* _WHAT TO DO_
From the material below, list every line containing "mathit".

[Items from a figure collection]
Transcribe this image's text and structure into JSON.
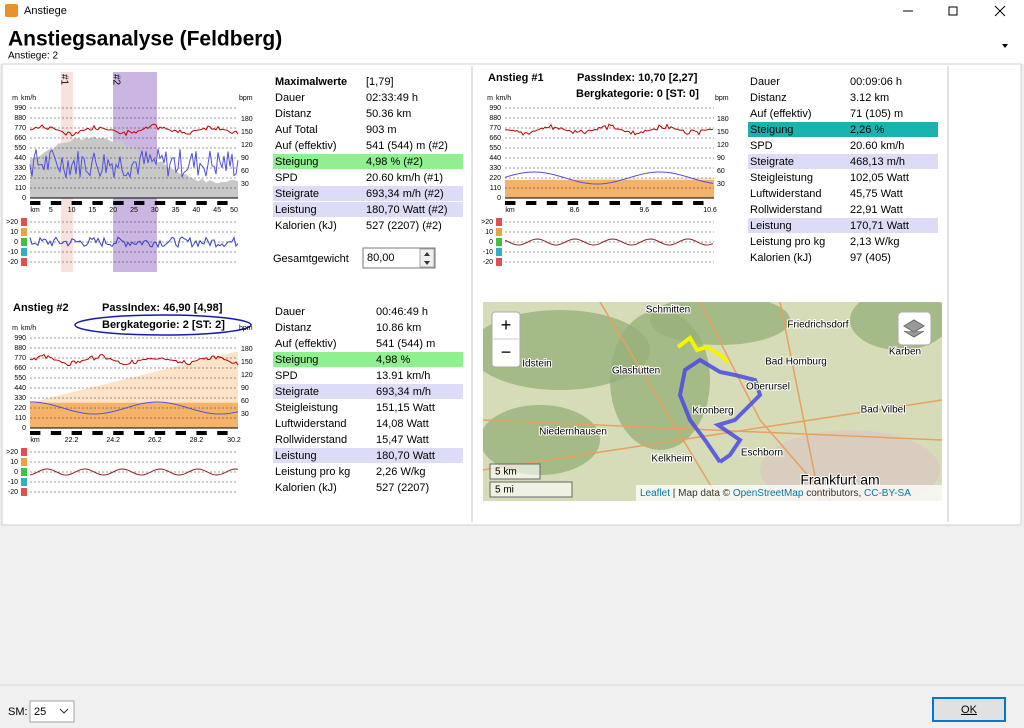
{
  "window_title": "Anstiege",
  "header": {
    "title": "Anstiegsanalyse (Feldberg)",
    "subtitle": "Anstiege: 2"
  },
  "overview_chart": {
    "markers": [
      "#1",
      "#2"
    ],
    "left_units": [
      "m",
      "km/h"
    ],
    "right_unit": "bpm",
    "left_ticks": [
      "990",
      "880",
      "770",
      "660",
      "550",
      "440",
      "330",
      "220",
      "110",
      "0"
    ],
    "right_ticks": [
      "180",
      "150",
      "120",
      "90",
      "60",
      "30"
    ],
    "x_ticks": [
      "km",
      "5",
      "10",
      "15",
      "20",
      "25",
      "30",
      "35",
      "40",
      "45",
      "50"
    ],
    "small_ticks": [
      ">20",
      "10",
      "0",
      "-10",
      "-20"
    ]
  },
  "max_values": {
    "title": "Maximalwerte",
    "note": "[1,79]",
    "rows": [
      {
        "label": "Dauer",
        "value": "02:33:49 h"
      },
      {
        "label": "Distanz",
        "value": "50.36 km"
      },
      {
        "label": "Auf Total",
        "value": "903 m"
      },
      {
        "label": "Auf (effektiv)",
        "value": "541 (544) m (#2)"
      },
      {
        "label": "Steigung",
        "value": "4,98 % (#2)",
        "bg": "#8ef08e"
      },
      {
        "label": "SPD",
        "value": "20.60 km/h (#1)"
      },
      {
        "label": "Steigrate",
        "value": "693,34 m/h (#2)",
        "bg": "#dcdcf6"
      },
      {
        "label": "Leistung",
        "value": "180,70 Watt (#2)",
        "bg": "#dcdcf6"
      },
      {
        "label": "Kalorien (kJ)",
        "value": "527 (2207) (#2)"
      }
    ],
    "weight_label": "Gesamtgewicht",
    "weight_value": "80,00"
  },
  "climbs": [
    {
      "title": "Anstieg #1",
      "pass_index": "PassIndex: 10,70 [2,27]",
      "category": "Bergkategorie: 0 [ST: 0]",
      "chart": {
        "left_units": [
          "m",
          "km/h"
        ],
        "right_unit": "bpm",
        "left_ticks": [
          "990",
          "880",
          "770",
          "660",
          "550",
          "440",
          "330",
          "220",
          "110",
          "0"
        ],
        "right_ticks": [
          "180",
          "150",
          "120",
          "90",
          "60",
          "30"
        ],
        "x_ticks": [
          "km",
          "8.6",
          "9.6",
          "10.6"
        ],
        "small_ticks": [
          ">20",
          "10",
          "0",
          "-10",
          "-20"
        ]
      },
      "stats": [
        {
          "label": "Dauer",
          "value": "00:09:06 h"
        },
        {
          "label": "Distanz",
          "value": "3.12 km"
        },
        {
          "label": "Auf (effektiv)",
          "value": "71 (105) m"
        },
        {
          "label": "Steigung",
          "value": "2,26 %",
          "bg": "#1ab2ae"
        },
        {
          "label": "SPD",
          "value": "20.60 km/h"
        },
        {
          "label": "Steigrate",
          "value": "468,13 m/h",
          "bg": "#dcdcf6"
        },
        {
          "label": "Steigleistung",
          "value": "102,05 Watt",
          "fg": "#8a8a8a"
        },
        {
          "label": "Luftwiderstand",
          "value": "45,75 Watt",
          "fg": "#8a8a8a"
        },
        {
          "label": "Rollwiderstand",
          "value": "22,91 Watt",
          "fg": "#8a8a8a"
        },
        {
          "label": "Leistung",
          "value": "170,71 Watt",
          "bg": "#dcdcf6"
        },
        {
          "label": "Leistung pro kg",
          "value": "2,13 W/kg"
        },
        {
          "label": "Kalorien (kJ)",
          "value": "97 (405)"
        }
      ]
    },
    {
      "title": "Anstieg #2",
      "pass_index": "PassIndex: 46,90 [4,98]",
      "category": "Bergkategorie: 2 [ST: 2]",
      "chart": {
        "left_units": [
          "m",
          "km/h"
        ],
        "right_unit": "bpm",
        "left_ticks": [
          "990",
          "880",
          "770",
          "660",
          "550",
          "440",
          "330",
          "220",
          "110",
          "0"
        ],
        "right_ticks": [
          "180",
          "150",
          "120",
          "90",
          "60",
          "30"
        ],
        "x_ticks": [
          "km",
          "22.2",
          "24.2",
          "26.2",
          "28.2",
          "30.2"
        ],
        "small_ticks": [
          ">20",
          "10",
          "0",
          "-10",
          "-20"
        ]
      },
      "stats": [
        {
          "label": "Dauer",
          "value": "00:46:49 h"
        },
        {
          "label": "Distanz",
          "value": "10.86 km"
        },
        {
          "label": "Auf (effektiv)",
          "value": "541 (544) m"
        },
        {
          "label": "Steigung",
          "value": "4,98 %",
          "bg": "#8ef08e"
        },
        {
          "label": "SPD",
          "value": "13.91 km/h"
        },
        {
          "label": "Steigrate",
          "value": "693,34 m/h",
          "bg": "#dcdcf6"
        },
        {
          "label": "Steigleistung",
          "value": "151,15 Watt",
          "fg": "#8a8a8a"
        },
        {
          "label": "Luftwiderstand",
          "value": "14,08 Watt",
          "fg": "#8a8a8a"
        },
        {
          "label": "Rollwiderstand",
          "value": "15,47 Watt",
          "fg": "#8a8a8a"
        },
        {
          "label": "Leistung",
          "value": "180,70 Watt",
          "bg": "#dcdcf6"
        },
        {
          "label": "Leistung pro kg",
          "value": "2,26 W/kg"
        },
        {
          "label": "Kalorien (kJ)",
          "value": "527 (2207)"
        }
      ]
    }
  ],
  "map": {
    "zoom_in": "+",
    "zoom_out": "−",
    "places": [
      "Schmitten",
      "Friedrichsdorf",
      "Idstein",
      "Glashütten",
      "Bad Homburg",
      "Karben",
      "Oberursel",
      "Bad Vilbel",
      "Kronberg",
      "Niedernhausen",
      "Kelkheim",
      "Eschborn",
      "Frankfurt am"
    ],
    "scale": [
      "5 km",
      "5 mi"
    ],
    "attribution": [
      "Leaflet",
      " | Map data © ",
      "OpenStreetMap",
      " contributors, ",
      "CC-BY-SA"
    ]
  },
  "footer": {
    "sm_label": "SM:",
    "sm_value": "25",
    "ok": "OK"
  }
}
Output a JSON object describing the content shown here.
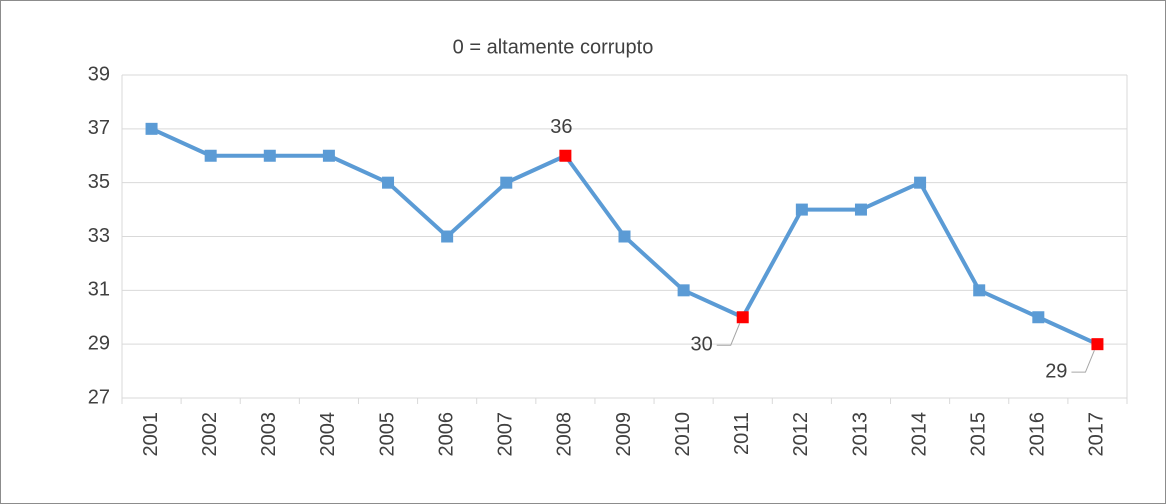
{
  "chart_data": {
    "type": "line",
    "title": "0 = altamente corrupto",
    "categories": [
      "2001",
      "2002",
      "2003",
      "2004",
      "2005",
      "2006",
      "2007",
      "2008",
      "2009",
      "2010",
      "2011",
      "2012",
      "2013",
      "2014",
      "2015",
      "2016",
      "2017"
    ],
    "series": [
      {
        "color": "#5b9bd5",
        "values": [
          37,
          36,
          36,
          36,
          35,
          33,
          35,
          36,
          33,
          31,
          30,
          34,
          34,
          35,
          31,
          30,
          29
        ]
      }
    ],
    "highlight_points": [
      7,
      10,
      16
    ],
    "highlight_color": "#ff0000",
    "ylim": [
      27,
      39
    ],
    "yticks": [
      27,
      29,
      31,
      33,
      35,
      37,
      39
    ],
    "grid": true
  }
}
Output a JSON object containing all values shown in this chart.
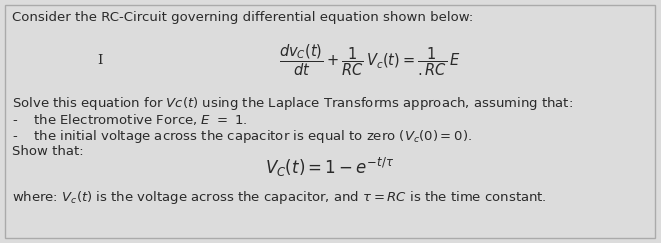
{
  "bg_color": "#dcdcdc",
  "border_color": "#aaaaaa",
  "title_text": "Consider the RC-Circuit governing differential equation shown below:",
  "label_i": "I",
  "equation": "$\\dfrac{dv_C(t)}{dt} + \\dfrac{1}{RC}\\,V_c(t) = \\dfrac{1}{.RC}\\,E$",
  "solve_line": "Solve this equation for $\\mathit{Vc(t)}$ using the Laplace Transforms approach, assuming that:",
  "bullet1": "-    the Electromotive Force, $\\mathit{E}$ $=$ $\\mathit{1}$.",
  "bullet2": "-    the initial voltage across the capacitor is equal to zero ($V_c(0) = 0$).",
  "show_that": "Show that:",
  "result_eq": "$V_C(t) = 1 - e^{-t/\\tau}$",
  "where_line": "where: $\\mathit{V_c(t)}$ is the voltage across the capacitor, and $\\tau = RC$ is the time constant.",
  "font_size_title": 9.5,
  "font_size_body": 9.5,
  "font_size_eq": 10.5,
  "font_size_result": 12,
  "text_color": "#2a2a2a"
}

* _ANSWER FOR THE TASK_
  "solve_line": "Solve this equation for $\\mathit{Vc(t)}$ using the Laplace Transforms approach, assuming that:",
  "bullet1": "-    the Electromotive Force, $\\mathit{E}$ $=$ $\\mathit{1}$.",
  "where_line": "where: $\\mathit{V_c(t)}$ is the voltage across the capacitor, and $\\tau = RC$ is the time constant.",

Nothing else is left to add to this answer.